What to work on:
Provide only the number of lines where "sáng" occurs.

#### Provided data

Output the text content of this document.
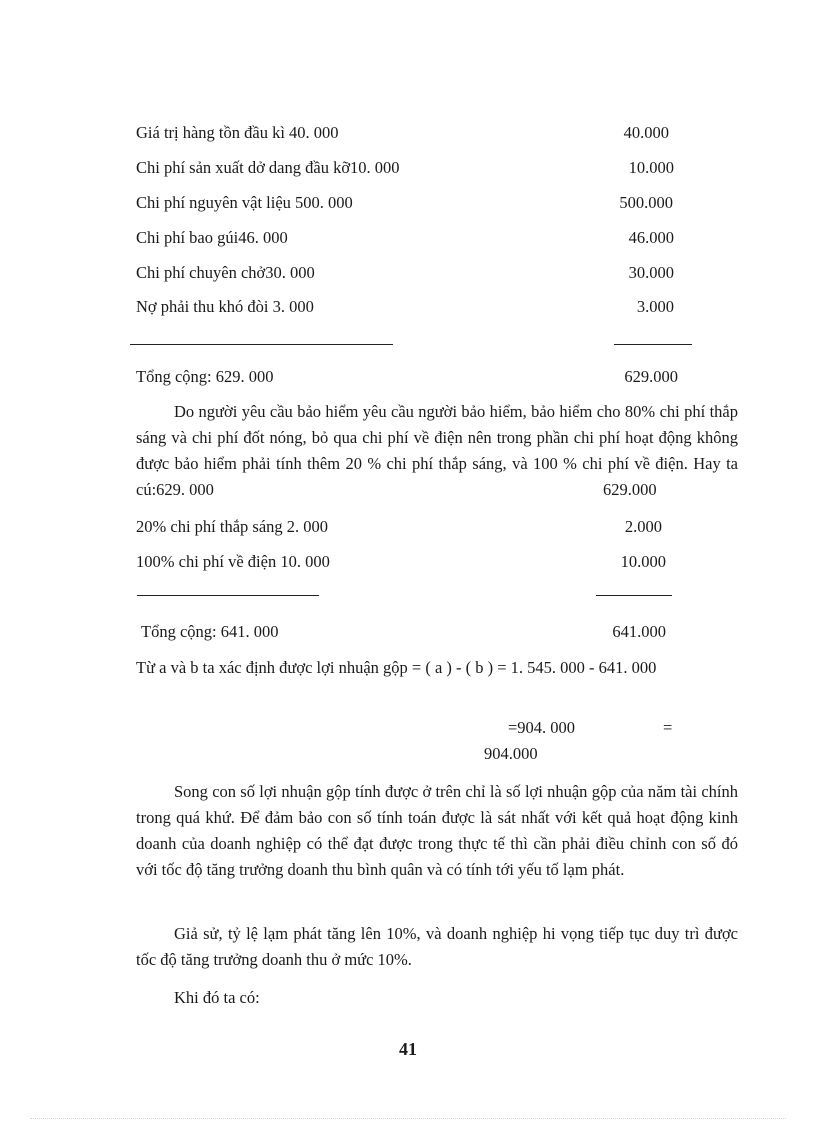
Giá trị hàng tồn đầu kì 40. 000	40.000
Chi phí sản xuất dở dang đầu kỡ10. 000	10.000
Chi phí nguyên vật liệu 500. 000	500.000
Chi phí bao gúi46. 000	46.000
Chi phí chuyên chở30. 000	30.000
Nợ phải thu khó đòi 3. 000	3.000
Tổng cộng: 629. 000	629.000

Do người yêu cầu bảo hiểm yêu cầu người bảo hiểm, bảo hiểm cho 80% chi phí thắp sáng và chi phí đốt nóng, bỏ qua chi phí về điện nên trong phần chi phí hoạt động không được bảo hiểm phải tính thêm 20 % chi phí thắp sáng, và 100 % chi phí về điện. Hay ta cú:629. 000	629.000

20% chi phí thắp sáng 2. 000	2.000
100% chi phí về điện 10. 000	10.000
Tổng cộng: 641. 000	641.000

Từ a và b ta xác định được lợi nhuận gộp = ( a ) - ( b ) = 1. 545. 000 - 641. 000

=904. 000	=
904.000

Song con số lợi nhuận gộp tính được ở trên chỉ là số lợi nhuận gộp của năm tài chính trong quá khứ. Để đảm bảo con số tính toán được là sát nhất với kết quả hoạt động kinh doanh của doanh nghiệp có thể đạt được trong thực tế thì cần phải điều chỉnh con số đó với tốc độ tăng trưởng doanh thu bình quân và có tính tới yếu tố lạm phát.

Giả sử, tỷ lệ lạm phát tăng lên 10%, và doanh nghiệp hi vọng tiếp tục duy trì được tốc độ tăng trưởng doanh thu ở mức 10%.

Khi đó ta có:

41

########

Finished exercise:
2